---------- Record excerpts ----------

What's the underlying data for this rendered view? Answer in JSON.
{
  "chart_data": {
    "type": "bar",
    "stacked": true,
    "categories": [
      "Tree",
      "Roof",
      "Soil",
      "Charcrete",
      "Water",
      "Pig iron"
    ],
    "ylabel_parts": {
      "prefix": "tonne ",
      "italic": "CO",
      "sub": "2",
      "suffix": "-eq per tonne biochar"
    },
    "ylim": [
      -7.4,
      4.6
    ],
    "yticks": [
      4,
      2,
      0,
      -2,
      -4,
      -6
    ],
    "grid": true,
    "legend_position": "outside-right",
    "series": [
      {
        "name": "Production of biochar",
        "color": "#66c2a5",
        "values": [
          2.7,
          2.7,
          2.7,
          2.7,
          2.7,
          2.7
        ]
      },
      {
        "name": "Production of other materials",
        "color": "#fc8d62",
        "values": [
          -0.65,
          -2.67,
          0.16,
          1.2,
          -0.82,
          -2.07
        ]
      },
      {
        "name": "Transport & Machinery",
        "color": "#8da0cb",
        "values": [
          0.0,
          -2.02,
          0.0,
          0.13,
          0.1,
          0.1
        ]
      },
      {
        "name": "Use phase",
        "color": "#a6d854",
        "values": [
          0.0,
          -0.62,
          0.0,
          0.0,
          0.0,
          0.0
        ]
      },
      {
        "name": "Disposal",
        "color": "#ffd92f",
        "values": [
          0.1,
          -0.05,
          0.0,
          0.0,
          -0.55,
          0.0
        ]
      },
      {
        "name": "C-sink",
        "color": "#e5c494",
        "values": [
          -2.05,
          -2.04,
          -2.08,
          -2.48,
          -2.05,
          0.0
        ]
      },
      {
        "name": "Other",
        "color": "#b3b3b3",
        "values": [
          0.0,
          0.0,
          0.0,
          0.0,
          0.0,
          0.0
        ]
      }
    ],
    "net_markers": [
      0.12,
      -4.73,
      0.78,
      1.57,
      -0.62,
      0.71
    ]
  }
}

----------

Write out the complete set of records exactly as given.

What's the underlying data for this rendered view? Answer in JSON.
{
  "chart_data": {
    "type": "bar",
    "stacked": true,
    "categories": [
      "Tree",
      "Roof",
      "Soil",
      "Charcrete",
      "Water",
      "Pig iron"
    ],
    "ylabel_parts": {
      "prefix": "tonne ",
      "italic": "CO",
      "sub": "2",
      "suffix": "-eq per tonne biochar"
    },
    "ylim": [
      -7.4,
      4.6
    ],
    "yticks": [
      4,
      2,
      0,
      -2,
      -4,
      -6
    ],
    "grid": true,
    "legend_position": "outside-right",
    "series": [
      {
        "name": "Production of biochar",
        "color": "#66c2a5",
        "values": [
          2.7,
          2.7,
          2.7,
          2.7,
          2.7,
          2.7
        ]
      },
      {
        "name": "Production of other materials",
        "color": "#fc8d62",
        "values": [
          -0.65,
          -2.67,
          0.16,
          1.2,
          -0.82,
          -2.07
        ]
      },
      {
        "name": "Transport & Machinery",
        "color": "#8da0cb",
        "values": [
          0.0,
          -2.02,
          0.0,
          0.13,
          0.1,
          0.1
        ]
      },
      {
        "name": "Use phase",
        "color": "#a6d854",
        "values": [
          0.0,
          -0.62,
          0.0,
          0.0,
          0.0,
          0.0
        ]
      },
      {
        "name": "Disposal",
        "color": "#ffd92f",
        "values": [
          0.1,
          -0.05,
          0.0,
          0.0,
          -0.55,
          0.0
        ]
      },
      {
        "name": "C-sink",
        "color": "#e5c494",
        "values": [
          -2.05,
          -2.04,
          -2.08,
          -2.48,
          -2.05,
          0.0
        ]
      },
      {
        "name": "Other",
        "color": "#b3b3b3",
        "values": [
          0.0,
          0.0,
          0.0,
          0.0,
          0.0,
          0.0
        ]
      }
    ],
    "net_markers": [
      0.12,
      -4.73,
      0.78,
      1.57,
      -0.62,
      0.71
    ]
  }
}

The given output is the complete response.